**Task details**
All the data must come back unchanged, except that pictures are left out.

====== Materials provided ======

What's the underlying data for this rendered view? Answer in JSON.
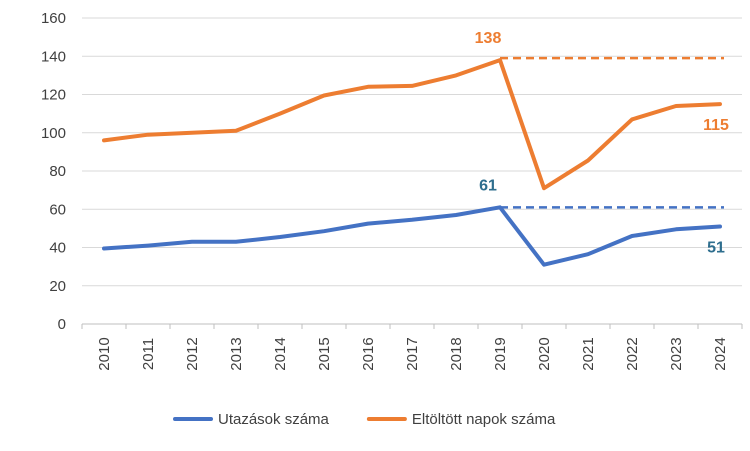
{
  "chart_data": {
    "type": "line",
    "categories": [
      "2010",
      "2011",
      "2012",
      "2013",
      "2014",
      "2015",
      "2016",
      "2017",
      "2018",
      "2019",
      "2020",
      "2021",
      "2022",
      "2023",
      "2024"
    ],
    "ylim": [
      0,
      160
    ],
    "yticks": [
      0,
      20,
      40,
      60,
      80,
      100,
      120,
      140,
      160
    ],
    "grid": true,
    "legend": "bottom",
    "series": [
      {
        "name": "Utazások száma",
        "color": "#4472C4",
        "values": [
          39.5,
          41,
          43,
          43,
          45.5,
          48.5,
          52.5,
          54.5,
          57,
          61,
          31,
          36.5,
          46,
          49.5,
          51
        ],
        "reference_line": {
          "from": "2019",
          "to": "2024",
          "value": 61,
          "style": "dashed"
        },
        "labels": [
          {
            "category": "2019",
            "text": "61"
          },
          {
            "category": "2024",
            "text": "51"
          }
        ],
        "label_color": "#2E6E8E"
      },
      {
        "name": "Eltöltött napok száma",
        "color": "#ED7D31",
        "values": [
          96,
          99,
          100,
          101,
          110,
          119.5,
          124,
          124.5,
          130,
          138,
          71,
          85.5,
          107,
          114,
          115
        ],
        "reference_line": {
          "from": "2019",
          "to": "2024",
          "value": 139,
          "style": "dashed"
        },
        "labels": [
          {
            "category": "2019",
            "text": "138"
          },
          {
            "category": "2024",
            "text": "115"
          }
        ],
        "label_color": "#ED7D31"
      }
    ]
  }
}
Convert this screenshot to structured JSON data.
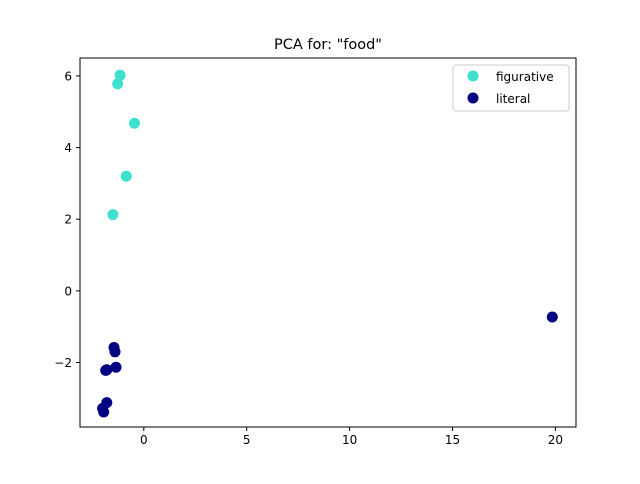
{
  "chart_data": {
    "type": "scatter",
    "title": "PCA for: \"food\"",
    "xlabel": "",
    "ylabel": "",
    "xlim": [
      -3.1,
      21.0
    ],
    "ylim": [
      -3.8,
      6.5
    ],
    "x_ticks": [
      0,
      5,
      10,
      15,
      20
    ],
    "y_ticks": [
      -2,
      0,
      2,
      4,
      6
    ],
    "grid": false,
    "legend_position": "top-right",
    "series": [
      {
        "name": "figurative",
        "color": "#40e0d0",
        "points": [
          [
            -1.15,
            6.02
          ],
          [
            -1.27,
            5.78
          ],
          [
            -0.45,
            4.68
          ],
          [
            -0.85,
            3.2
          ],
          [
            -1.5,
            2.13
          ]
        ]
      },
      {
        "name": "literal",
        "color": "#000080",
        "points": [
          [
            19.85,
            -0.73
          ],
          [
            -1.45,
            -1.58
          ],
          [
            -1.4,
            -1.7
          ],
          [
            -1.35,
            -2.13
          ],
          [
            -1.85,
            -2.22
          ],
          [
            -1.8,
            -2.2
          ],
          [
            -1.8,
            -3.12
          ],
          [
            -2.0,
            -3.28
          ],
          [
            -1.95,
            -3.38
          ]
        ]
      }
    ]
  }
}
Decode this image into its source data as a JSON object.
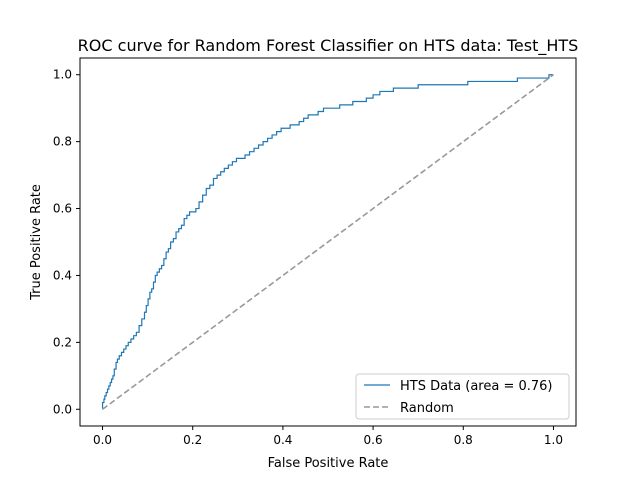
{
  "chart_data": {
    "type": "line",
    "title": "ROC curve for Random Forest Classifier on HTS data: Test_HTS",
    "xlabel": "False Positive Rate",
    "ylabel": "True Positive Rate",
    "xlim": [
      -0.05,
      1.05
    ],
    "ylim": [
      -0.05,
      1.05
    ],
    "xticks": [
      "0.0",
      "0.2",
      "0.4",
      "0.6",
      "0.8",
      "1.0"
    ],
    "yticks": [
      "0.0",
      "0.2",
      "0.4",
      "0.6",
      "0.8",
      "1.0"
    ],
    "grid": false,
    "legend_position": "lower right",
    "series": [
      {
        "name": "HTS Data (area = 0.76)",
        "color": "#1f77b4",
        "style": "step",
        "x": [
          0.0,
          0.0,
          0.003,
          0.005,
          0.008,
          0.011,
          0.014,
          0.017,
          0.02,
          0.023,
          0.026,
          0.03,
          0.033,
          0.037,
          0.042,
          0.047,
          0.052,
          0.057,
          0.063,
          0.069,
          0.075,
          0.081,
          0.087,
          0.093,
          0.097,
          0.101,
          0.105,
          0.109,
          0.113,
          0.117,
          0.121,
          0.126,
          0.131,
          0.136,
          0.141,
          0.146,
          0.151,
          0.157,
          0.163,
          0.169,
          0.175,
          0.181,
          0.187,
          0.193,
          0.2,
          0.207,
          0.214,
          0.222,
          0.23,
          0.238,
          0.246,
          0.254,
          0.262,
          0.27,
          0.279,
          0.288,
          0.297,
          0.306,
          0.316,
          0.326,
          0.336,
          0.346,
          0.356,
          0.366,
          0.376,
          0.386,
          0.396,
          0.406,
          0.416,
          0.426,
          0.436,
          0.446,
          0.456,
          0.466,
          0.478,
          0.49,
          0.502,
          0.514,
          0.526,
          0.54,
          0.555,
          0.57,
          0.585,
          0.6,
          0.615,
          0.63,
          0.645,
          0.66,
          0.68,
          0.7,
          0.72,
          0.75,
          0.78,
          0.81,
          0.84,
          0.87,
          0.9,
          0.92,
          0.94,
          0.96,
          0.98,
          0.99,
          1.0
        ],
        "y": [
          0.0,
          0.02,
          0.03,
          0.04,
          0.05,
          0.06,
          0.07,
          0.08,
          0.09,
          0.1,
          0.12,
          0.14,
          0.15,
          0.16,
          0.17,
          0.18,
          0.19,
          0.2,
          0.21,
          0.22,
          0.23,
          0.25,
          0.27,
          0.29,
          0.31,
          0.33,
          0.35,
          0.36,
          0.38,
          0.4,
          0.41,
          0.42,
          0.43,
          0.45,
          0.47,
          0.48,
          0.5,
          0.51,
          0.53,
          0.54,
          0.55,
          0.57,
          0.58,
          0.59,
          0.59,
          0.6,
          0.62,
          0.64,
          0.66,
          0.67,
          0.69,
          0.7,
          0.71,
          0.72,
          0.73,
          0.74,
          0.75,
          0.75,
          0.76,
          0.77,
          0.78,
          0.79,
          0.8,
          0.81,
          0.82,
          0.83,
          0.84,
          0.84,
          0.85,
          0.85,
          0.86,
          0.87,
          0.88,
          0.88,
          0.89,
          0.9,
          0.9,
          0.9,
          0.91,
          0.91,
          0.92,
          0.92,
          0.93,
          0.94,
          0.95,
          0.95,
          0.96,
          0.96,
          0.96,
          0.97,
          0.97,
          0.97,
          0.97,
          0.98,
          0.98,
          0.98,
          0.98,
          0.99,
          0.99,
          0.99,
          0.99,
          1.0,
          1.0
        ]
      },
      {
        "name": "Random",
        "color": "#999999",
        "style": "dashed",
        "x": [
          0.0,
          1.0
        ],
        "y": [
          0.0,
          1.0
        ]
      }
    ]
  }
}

======

**Reply to the exercise**
What's the underlying data for this rendered view? Answer in JSON.
{
  "chart_data": {
    "type": "line",
    "categories": [
      "2010",
      "2011",
      "2012",
      "2013",
      "2014",
      "2015",
      "2016",
      "2017",
      "2018",
      "2019",
      "2020",
      "2021",
      "2022",
      "2023",
      "2024"
    ],
    "ylim": [
      0,
      160
    ],
    "yticks": [
      0,
      20,
      40,
      60,
      80,
      100,
      120,
      140,
      160
    ],
    "grid": true,
    "legend": "bottom",
    "series": [
      {
        "name": "Utazások száma",
        "color": "#4472C4",
        "values": [
          39.5,
          41,
          43,
          43,
          45.5,
          48.5,
          52.5,
          54.5,
          57,
          61,
          31,
          36.5,
          46,
          49.5,
          51
        ],
        "reference_line": {
          "from": "2019",
          "to": "2024",
          "value": 61,
          "style": "dashed"
        },
        "labels": [
          {
            "category": "2019",
            "text": "61"
          },
          {
            "category": "2024",
            "text": "51"
          }
        ],
        "label_color": "#2E6E8E"
      },
      {
        "name": "Eltöltött napok száma",
        "color": "#ED7D31",
        "values": [
          96,
          99,
          100,
          101,
          110,
          119.5,
          124,
          124.5,
          130,
          138,
          71,
          85.5,
          107,
          114,
          115
        ],
        "reference_line": {
          "from": "2019",
          "to": "2024",
          "value": 139,
          "style": "dashed"
        },
        "labels": [
          {
            "category": "2019",
            "text": "138"
          },
          {
            "category": "2024",
            "text": "115"
          }
        ],
        "label_color": "#ED7D31"
      }
    ]
  }
}
Convert this screenshot to structured JSON data.
{
  "chart_data": {
    "type": "scatter",
    "title": "PCA for: \"food\"",
    "xlabel": "",
    "ylabel": "",
    "xlim": [
      -3.1,
      21.0
    ],
    "ylim": [
      -3.8,
      6.5
    ],
    "x_ticks": [
      0,
      5,
      10,
      15,
      20
    ],
    "y_ticks": [
      -2,
      0,
      2,
      4,
      6
    ],
    "grid": false,
    "legend_position": "top-right",
    "series": [
      {
        "name": "figurative",
        "color": "#40e0d0",
        "points": [
          [
            -1.15,
            6.02
          ],
          [
            -1.27,
            5.78
          ],
          [
            -0.45,
            4.68
          ],
          [
            -0.85,
            3.2
          ],
          [
            -1.5,
            2.13
          ]
        ]
      },
      {
        "name": "literal",
        "color": "#000080",
        "points": [
          [
            19.85,
            -0.73
          ],
          [
            -1.45,
            -1.58
          ],
          [
            -1.4,
            -1.7
          ],
          [
            -1.35,
            -2.13
          ],
          [
            -1.85,
            -2.22
          ],
          [
            -1.8,
            -2.2
          ],
          [
            -1.8,
            -3.12
          ],
          [
            -2.0,
            -3.28
          ],
          [
            -1.95,
            -3.38
          ]
        ]
      }
    ]
  }
}
Decode this image into its source data as a JSON object.
{
  "chart_data": {
    "type": "line",
    "title": "ROC curve for Random Forest Classifier on HTS data: Test_HTS",
    "xlabel": "False Positive Rate",
    "ylabel": "True Positive Rate",
    "xlim": [
      -0.05,
      1.05
    ],
    "ylim": [
      -0.05,
      1.05
    ],
    "xticks": [
      "0.0",
      "0.2",
      "0.4",
      "0.6",
      "0.8",
      "1.0"
    ],
    "yticks": [
      "0.0",
      "0.2",
      "0.4",
      "0.6",
      "0.8",
      "1.0"
    ],
    "grid": false,
    "legend_position": "lower right",
    "series": [
      {
        "name": "HTS Data (area = 0.76)",
        "color": "#1f77b4",
        "style": "step",
        "x": [
          0.0,
          0.0,
          0.003,
          0.005,
          0.008,
          0.011,
          0.014,
          0.017,
          0.02,
          0.023,
          0.026,
          0.03,
          0.033,
          0.037,
          0.042,
          0.047,
          0.052,
          0.057,
          0.063,
          0.069,
          0.075,
          0.081,
          0.087,
          0.093,
          0.097,
          0.101,
          0.105,
          0.109,
          0.113,
          0.117,
          0.121,
          0.126,
          0.131,
          0.136,
          0.141,
          0.146,
          0.151,
          0.157,
          0.163,
          0.169,
          0.175,
          0.181,
          0.187,
          0.193,
          0.2,
          0.207,
          0.214,
          0.222,
          0.23,
          0.238,
          0.246,
          0.254,
          0.262,
          0.27,
          0.279,
          0.288,
          0.297,
          0.306,
          0.316,
          0.326,
          0.336,
          0.346,
          0.356,
          0.366,
          0.376,
          0.386,
          0.396,
          0.406,
          0.416,
          0.426,
          0.436,
          0.446,
          0.456,
          0.466,
          0.478,
          0.49,
          0.502,
          0.514,
          0.526,
          0.54,
          0.555,
          0.57,
          0.585,
          0.6,
          0.615,
          0.63,
          0.645,
          0.66,
          0.68,
          0.7,
          0.72,
          0.75,
          0.78,
          0.81,
          0.84,
          0.87,
          0.9,
          0.92,
          0.94,
          0.96,
          0.98,
          0.99,
          1.0
        ],
        "y": [
          0.0,
          0.02,
          0.03,
          0.04,
          0.05,
          0.06,
          0.07,
          0.08,
          0.09,
          0.1,
          0.12,
          0.14,
          0.15,
          0.16,
          0.17,
          0.18,
          0.19,
          0.2,
          0.21,
          0.22,
          0.23,
          0.25,
          0.27,
          0.29,
          0.31,
          0.33,
          0.35,
          0.36,
          0.38,
          0.4,
          0.41,
          0.42,
          0.43,
          0.45,
          0.47,
          0.48,
          0.5,
          0.51,
          0.53,
          0.54,
          0.55,
          0.57,
          0.58,
          0.59,
          0.59,
          0.6,
          0.62,
          0.64,
          0.66,
          0.67,
          0.69,
          0.7,
          0.71,
          0.72,
          0.73,
          0.74,
          0.75,
          0.75,
          0.76,
          0.77,
          0.78,
          0.79,
          0.8,
          0.81,
          0.82,
          0.83,
          0.84,
          0.84,
          0.85,
          0.85,
          0.86,
          0.87,
          0.88,
          0.88,
          0.89,
          0.9,
          0.9,
          0.9,
          0.91,
          0.91,
          0.92,
          0.92,
          0.93,
          0.94,
          0.95,
          0.95,
          0.96,
          0.96,
          0.96,
          0.97,
          0.97,
          0.97,
          0.97,
          0.98,
          0.98,
          0.98,
          0.98,
          0.99,
          0.99,
          0.99,
          0.99,
          1.0,
          1.0
        ]
      },
      {
        "name": "Random",
        "color": "#999999",
        "style": "dashed",
        "x": [
          0.0,
          1.0
        ],
        "y": [
          0.0,
          1.0
        ]
      }
    ]
  }
}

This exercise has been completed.